*** Texto de leitura ***

É verdade que nunca simpatizei muito com movimentos do estilo do MST. Suas associações com entidades políticas fizeram por merecer meu imenso desprezo, uma vez que só resultavam em acirramento de ânimos, distorções dos ideais e oportunismo político. Também porque vejo neles um legítimo resultado do paternalismo governamental, que serve, quase que exclusivamente, como ferramenta de perversa sedução. Devo é claro reconhecer a inquestionável verdade do desigual ponto de partida de distintas classes sociais. Com certeza, suas condições (herdadas ou adquiridas) são menos próprias ao desenvolvimento de um ser pleno de capacidades. Isso implica, por sua vez, em diferentes motivações e aspirações em todos os campos da ciência humana. Igualmente longínqua é a origem dos latifúndios, capitanias presenteadas com um ou outro critério, ou quem sabe até sem critério algum. Sim, teríamos que falar em tribos, ocas e pajés também.
Mas creio que seja preciso mais do que vítimas com sede de vingança para resolvermos a questão da má distribuição agrária. Caberia pois aos mais esclarecidos, aos que se intitulam representantes do movimento e que demonstram através dele reais capacidades de liderança, partir para uma peregrinação em busca da mais completa cidadania. A crítica a tais lideranças não deve ser amena. Tampouco se deve poupar os governantes e seus lindos projetos ao melhor estilo carnavalesco “para inglês ver”. Em um mundo sem mágicas ou milagres, não há peixe sem pescaria, não há ganho sem esforço. Assentamentos desfeitos e terras abandonadas pelos muitos insaciáveis integrantes do movimento têm conseqüências arrasadoras e põe ladeira abaixo as argumentações de toda uma construção do justo clamor social. Mais: incitam fazendeiros a se organizarem em milícias para defender o que também a si é seu de direito.
O que podemos fazer ao invés de ficarmos apenas assistindo apreensivos a marcha dos sem terra para algum lugar e para lugar algum, com alguma certeza de que novamente isso tudo dará em nada? O que aprendemos ao longo de toda nossa história e o que podemos ensinar? Não sei por quanto tempo continuaremos a empurrar o problema para as gerações futuras. Será que mesmo na época da UFST, tapar o sol com a peneira será lição de casa? Sim, a UFST é, de fato, uma brincadeira. Mas uma brincadeira repleta de verdades. Não é preciso ter algum diploma para fazer parte de uma de suas classes. Aliás, se formos pensar bem, só o que se precisa é o “não ter”.

***

=== Faça isto ===
Transcreva, na ordem em que aparecem, todas as frases interrogativas do texto de leitura sobre o MST.

*** Dados disponíveis ***

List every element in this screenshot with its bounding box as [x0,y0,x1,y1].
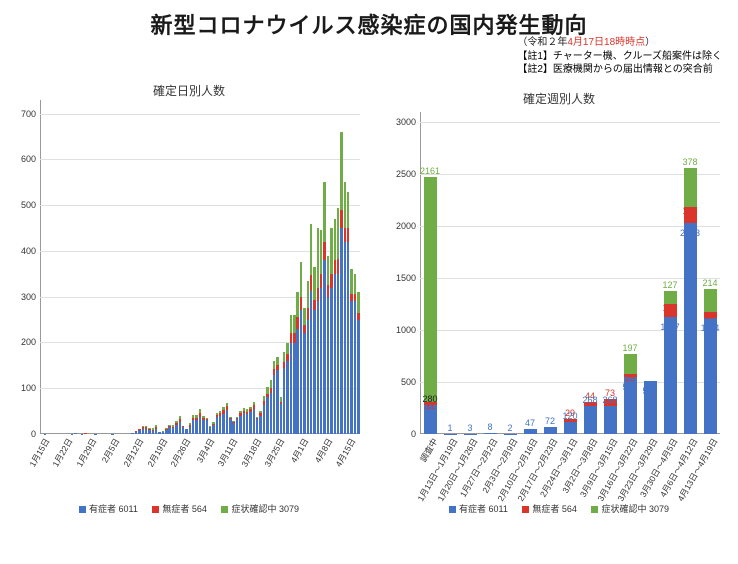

***

=== Resposta escrita ===
1. O que podemos fazer ao invés de ficarmos apenas assistindo apreensivos a marcha dos sem terra para algum lugar e para lugar algum, com alguma certeza de que novamente isso tudo dará em nada?
2. O que aprendemos ao longo de toda nossa história e o que podemos ensinar?
3. Será que mesmo na época da UFST, tapar o sol com a peneira será lição de casa?